--- start Data shown ---

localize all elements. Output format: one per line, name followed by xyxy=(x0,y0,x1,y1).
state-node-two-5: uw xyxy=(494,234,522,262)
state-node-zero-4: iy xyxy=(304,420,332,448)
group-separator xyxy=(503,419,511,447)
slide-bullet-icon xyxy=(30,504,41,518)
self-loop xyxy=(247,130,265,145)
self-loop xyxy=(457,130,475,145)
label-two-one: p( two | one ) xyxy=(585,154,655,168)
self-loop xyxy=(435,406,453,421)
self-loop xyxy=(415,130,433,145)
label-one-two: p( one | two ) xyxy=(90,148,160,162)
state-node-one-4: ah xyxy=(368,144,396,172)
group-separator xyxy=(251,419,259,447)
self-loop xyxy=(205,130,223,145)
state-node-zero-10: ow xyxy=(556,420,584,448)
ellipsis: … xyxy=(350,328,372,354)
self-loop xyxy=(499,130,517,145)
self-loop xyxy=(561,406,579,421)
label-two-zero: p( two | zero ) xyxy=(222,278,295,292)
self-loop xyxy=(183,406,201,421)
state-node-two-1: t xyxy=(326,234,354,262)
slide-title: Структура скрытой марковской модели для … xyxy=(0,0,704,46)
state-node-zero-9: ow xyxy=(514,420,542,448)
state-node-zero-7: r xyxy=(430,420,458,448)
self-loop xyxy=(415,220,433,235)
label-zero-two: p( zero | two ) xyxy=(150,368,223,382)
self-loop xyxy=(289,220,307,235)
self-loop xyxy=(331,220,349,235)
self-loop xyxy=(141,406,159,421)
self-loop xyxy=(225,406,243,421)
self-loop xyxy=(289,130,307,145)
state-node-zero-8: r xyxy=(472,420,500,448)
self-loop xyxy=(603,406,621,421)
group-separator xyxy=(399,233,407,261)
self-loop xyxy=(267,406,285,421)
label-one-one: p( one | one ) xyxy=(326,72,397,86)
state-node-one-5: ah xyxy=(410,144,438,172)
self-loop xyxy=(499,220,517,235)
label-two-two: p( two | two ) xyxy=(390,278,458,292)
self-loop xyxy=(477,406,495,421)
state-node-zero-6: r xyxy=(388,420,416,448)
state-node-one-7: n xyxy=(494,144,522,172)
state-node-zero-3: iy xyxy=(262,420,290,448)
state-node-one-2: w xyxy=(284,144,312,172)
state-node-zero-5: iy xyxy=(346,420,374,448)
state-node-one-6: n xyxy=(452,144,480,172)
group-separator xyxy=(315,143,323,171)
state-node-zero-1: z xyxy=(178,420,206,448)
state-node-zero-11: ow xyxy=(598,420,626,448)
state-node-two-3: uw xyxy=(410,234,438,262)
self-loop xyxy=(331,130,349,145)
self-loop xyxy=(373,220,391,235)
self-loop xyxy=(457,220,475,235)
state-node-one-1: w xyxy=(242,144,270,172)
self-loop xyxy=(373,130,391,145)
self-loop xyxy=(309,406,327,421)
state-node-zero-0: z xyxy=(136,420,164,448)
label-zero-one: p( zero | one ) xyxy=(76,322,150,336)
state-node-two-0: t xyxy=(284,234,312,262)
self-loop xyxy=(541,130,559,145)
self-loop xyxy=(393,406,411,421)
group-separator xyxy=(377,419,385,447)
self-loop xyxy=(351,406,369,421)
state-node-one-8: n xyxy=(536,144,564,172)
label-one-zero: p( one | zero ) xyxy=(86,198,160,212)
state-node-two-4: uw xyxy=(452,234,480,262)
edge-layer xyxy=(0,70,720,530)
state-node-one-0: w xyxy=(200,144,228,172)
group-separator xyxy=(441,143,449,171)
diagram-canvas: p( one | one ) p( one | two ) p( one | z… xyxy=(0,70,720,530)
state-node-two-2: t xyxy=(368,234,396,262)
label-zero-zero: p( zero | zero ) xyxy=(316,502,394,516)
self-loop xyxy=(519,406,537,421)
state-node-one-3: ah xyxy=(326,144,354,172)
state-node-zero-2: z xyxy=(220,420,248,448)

--- end Data shown ---

■ **Given task**: Can you copy every entry above, line for line, without changing anything?

■ **Result of the exercise**:
localize all elements. Output format: one per line, name followed by xyxy=(x0,y0,x1,y1).
state-node-two-5: uw xyxy=(494,234,522,262)
state-node-zero-4: iy xyxy=(304,420,332,448)
group-separator xyxy=(503,419,511,447)
slide-bullet-icon xyxy=(30,504,41,518)
self-loop xyxy=(247,130,265,145)
self-loop xyxy=(457,130,475,145)
label-two-one: p( two | one ) xyxy=(585,154,655,168)
self-loop xyxy=(435,406,453,421)
self-loop xyxy=(415,130,433,145)
label-one-two: p( one | two ) xyxy=(90,148,160,162)
state-node-one-4: ah xyxy=(368,144,396,172)
group-separator xyxy=(251,419,259,447)
self-loop xyxy=(205,130,223,145)
state-node-zero-10: ow xyxy=(556,420,584,448)
ellipsis: … xyxy=(350,328,372,354)
self-loop xyxy=(499,130,517,145)
self-loop xyxy=(561,406,579,421)
label-two-zero: p( two | zero ) xyxy=(222,278,295,292)
self-loop xyxy=(183,406,201,421)
state-node-two-1: t xyxy=(326,234,354,262)
slide-title: Структура скрытой марковской модели для … xyxy=(0,0,704,46)
state-node-zero-9: ow xyxy=(514,420,542,448)
state-node-zero-7: r xyxy=(430,420,458,448)
self-loop xyxy=(415,220,433,235)
label-zero-two: p( zero | two ) xyxy=(150,368,223,382)
self-loop xyxy=(289,220,307,235)
self-loop xyxy=(331,220,349,235)
self-loop xyxy=(141,406,159,421)
self-loop xyxy=(225,406,243,421)
self-loop xyxy=(289,130,307,145)
state-node-zero-8: r xyxy=(472,420,500,448)
self-loop xyxy=(603,406,621,421)
group-separator xyxy=(399,233,407,261)
self-loop xyxy=(267,406,285,421)
label-one-one: p( one | one ) xyxy=(326,72,397,86)
state-node-one-5: ah xyxy=(410,144,438,172)
self-loop xyxy=(499,220,517,235)
label-two-two: p( two | two ) xyxy=(390,278,458,292)
self-loop xyxy=(477,406,495,421)
state-node-zero-6: r xyxy=(388,420,416,448)
state-node-one-7: n xyxy=(494,144,522,172)
state-node-zero-3: iy xyxy=(262,420,290,448)
state-node-one-2: w xyxy=(284,144,312,172)
state-node-zero-5: iy xyxy=(346,420,374,448)
state-node-one-6: n xyxy=(452,144,480,172)
group-separator xyxy=(315,143,323,171)
state-node-zero-1: z xyxy=(178,420,206,448)
state-node-zero-11: ow xyxy=(598,420,626,448)
state-node-two-3: uw xyxy=(410,234,438,262)
self-loop xyxy=(331,130,349,145)
self-loop xyxy=(373,220,391,235)
self-loop xyxy=(457,220,475,235)
state-node-one-1: w xyxy=(242,144,270,172)
self-loop xyxy=(373,130,391,145)
self-loop xyxy=(309,406,327,421)
state-node-zero-0: z xyxy=(136,420,164,448)
label-zero-one: p( zero | one ) xyxy=(76,322,150,336)
state-node-two-0: t xyxy=(284,234,312,262)
self-loop xyxy=(541,130,559,145)
self-loop xyxy=(393,406,411,421)
group-separator xyxy=(377,419,385,447)
self-loop xyxy=(351,406,369,421)
state-node-one-8: n xyxy=(536,144,564,172)
label-one-zero: p( one | zero ) xyxy=(86,198,160,212)
state-node-two-4: uw xyxy=(452,234,480,262)
edge-layer xyxy=(0,70,720,530)
state-node-one-0: w xyxy=(200,144,228,172)
group-separator xyxy=(441,143,449,171)
diagram-canvas: p( one | one ) p( one | two ) p( one | z… xyxy=(0,70,720,530)
state-node-two-2: t xyxy=(368,234,396,262)
label-zero-zero: p( zero | zero ) xyxy=(316,502,394,516)
self-loop xyxy=(519,406,537,421)
state-node-one-3: ah xyxy=(326,144,354,172)
state-node-zero-2: z xyxy=(220,420,248,448)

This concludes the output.